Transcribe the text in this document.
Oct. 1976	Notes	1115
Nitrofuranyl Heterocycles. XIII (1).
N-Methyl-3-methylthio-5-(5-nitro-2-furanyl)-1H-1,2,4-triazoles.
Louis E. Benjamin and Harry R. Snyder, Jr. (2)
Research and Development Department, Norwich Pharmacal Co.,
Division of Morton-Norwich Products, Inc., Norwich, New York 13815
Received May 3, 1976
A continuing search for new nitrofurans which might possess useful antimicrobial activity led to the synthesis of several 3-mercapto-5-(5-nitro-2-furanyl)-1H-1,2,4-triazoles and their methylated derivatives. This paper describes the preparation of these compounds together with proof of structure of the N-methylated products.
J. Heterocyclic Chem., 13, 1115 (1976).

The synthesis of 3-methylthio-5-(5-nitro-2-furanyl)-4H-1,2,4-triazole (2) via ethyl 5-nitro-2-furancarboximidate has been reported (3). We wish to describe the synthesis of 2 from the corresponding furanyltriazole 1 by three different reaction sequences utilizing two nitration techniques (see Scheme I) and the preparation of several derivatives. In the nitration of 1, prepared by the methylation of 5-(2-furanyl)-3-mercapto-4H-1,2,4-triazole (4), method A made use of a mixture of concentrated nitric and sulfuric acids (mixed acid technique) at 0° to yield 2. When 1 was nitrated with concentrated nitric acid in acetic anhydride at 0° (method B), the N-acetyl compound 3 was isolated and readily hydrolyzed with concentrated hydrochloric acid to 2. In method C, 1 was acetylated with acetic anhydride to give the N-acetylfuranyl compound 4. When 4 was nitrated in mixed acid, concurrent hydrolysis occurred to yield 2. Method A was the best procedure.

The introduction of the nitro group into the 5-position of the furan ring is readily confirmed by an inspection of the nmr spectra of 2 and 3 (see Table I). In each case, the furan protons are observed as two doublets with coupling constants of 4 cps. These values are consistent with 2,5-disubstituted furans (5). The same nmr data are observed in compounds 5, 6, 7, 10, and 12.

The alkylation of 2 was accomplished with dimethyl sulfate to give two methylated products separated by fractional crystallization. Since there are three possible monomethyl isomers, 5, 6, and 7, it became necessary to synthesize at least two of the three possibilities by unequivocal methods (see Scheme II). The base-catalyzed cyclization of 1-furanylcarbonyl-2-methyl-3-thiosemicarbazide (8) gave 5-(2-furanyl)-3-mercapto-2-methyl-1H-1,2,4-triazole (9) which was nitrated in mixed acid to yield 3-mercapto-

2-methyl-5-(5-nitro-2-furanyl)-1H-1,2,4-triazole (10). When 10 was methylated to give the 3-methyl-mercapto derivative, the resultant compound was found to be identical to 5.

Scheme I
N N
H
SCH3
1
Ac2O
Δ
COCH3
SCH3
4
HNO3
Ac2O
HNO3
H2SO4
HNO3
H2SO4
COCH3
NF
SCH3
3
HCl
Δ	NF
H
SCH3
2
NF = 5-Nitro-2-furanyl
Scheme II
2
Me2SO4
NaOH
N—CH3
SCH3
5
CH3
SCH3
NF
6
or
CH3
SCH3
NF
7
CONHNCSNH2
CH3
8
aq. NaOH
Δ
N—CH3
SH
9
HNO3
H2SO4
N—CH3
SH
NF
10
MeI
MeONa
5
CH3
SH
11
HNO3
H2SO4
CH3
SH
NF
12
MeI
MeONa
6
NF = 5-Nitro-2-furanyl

◆ ◆ ◆ ◆

→ **Required task**: Print the material once more, exactly.

→ **Solved exercise**:
Transcribe the text in this document.
Oct. 1976	Notes	1115
Nitrofuranyl Heterocycles. XIII (1).
N-Methyl-3-methylthio-5-(5-nitro-2-furanyl)-1H-1,2,4-triazoles.
Louis E. Benjamin and Harry R. Snyder, Jr. (2)
Research and Development Department, Norwich Pharmacal Co.,
Division of Morton-Norwich Products, Inc., Norwich, New York 13815
Received May 3, 1976
A continuing search for new nitrofurans which might possess useful antimicrobial activity led to the synthesis of several 3-mercapto-5-(5-nitro-2-furanyl)-1H-1,2,4-triazoles and their methylated derivatives. This paper describes the preparation of these compounds together with proof of structure of the N-methylated products.
J. Heterocyclic Chem., 13, 1115 (1976).

The synthesis of 3-methylthio-5-(5-nitro-2-furanyl)-4H-1,2,4-triazole (2) via ethyl 5-nitro-2-furancarboximidate has been reported (3). We wish to describe the synthesis of 2 from the corresponding furanyltriazole 1 by three different reaction sequences utilizing two nitration techniques (see Scheme I) and the preparation of several derivatives. In the nitration of 1, prepared by the methylation of 5-(2-furanyl)-3-mercapto-4H-1,2,4-triazole (4), method A made use of a mixture of concentrated nitric and sulfuric acids (mixed acid technique) at 0° to yield 2. When 1 was nitrated with concentrated nitric acid in acetic anhydride at 0° (method B), the N-acetyl compound 3 was isolated and readily hydrolyzed with concentrated hydrochloric acid to 2. In method C, 1 was acetylated with acetic anhydride to give the N-acetylfuranyl compound 4. When 4 was nitrated in mixed acid, concurrent hydrolysis occurred to yield 2. Method A was the best procedure.

The introduction of the nitro group into the 5-position of the furan ring is readily confirmed by an inspection of the nmr spectra of 2 and 3 (see Table I). In each case, the furan protons are observed as two doublets with coupling constants of 4 cps. These values are consistent with 2,5-disubstituted furans (5). The same nmr data are observed in compounds 5, 6, 7, 10, and 12.

The alkylation of 2 was accomplished with dimethyl sulfate to give two methylated products separated by fractional crystallization. Since there are three possible monomethyl isomers, 5, 6, and 7, it became necessary to synthesize at least two of the three possibilities by unequivocal methods (see Scheme II). The base-catalyzed cyclization of 1-furanylcarbonyl-2-methyl-3-thiosemicarbazide (8) gave 5-(2-furanyl)-3-mercapto-2-methyl-1H-1,2,4-triazole (9) which was nitrated in mixed acid to yield 3-mercapto-

2-methyl-5-(5-nitro-2-furanyl)-1H-1,2,4-triazole (10). When 10 was methylated to give the 3-methyl-mercapto derivative, the resultant compound was found to be identical to 5.

Scheme I
N N
H
SCH3
1
Ac2O
Δ
COCH3
SCH3
4
HNO3
Ac2O
HNO3
H2SO4
HNO3
H2SO4
COCH3
NF
SCH3
3
HCl
Δ	NF
H
SCH3
2
NF = 5-Nitro-2-furanyl
Scheme II
2
Me2SO4
NaOH
N—CH3
SCH3
5
CH3
SCH3
NF
6
or
CH3
SCH3
NF
7
CONHNCSNH2
CH3
8
aq. NaOH
Δ
N—CH3
SH
9
HNO3
H2SO4
N—CH3
SH
NF
10
MeI
MeONa
5
CH3
SH
11
HNO3
H2SO4
CH3
SH
NF
12
MeI
MeONa
6
NF = 5-Nitro-2-furanyl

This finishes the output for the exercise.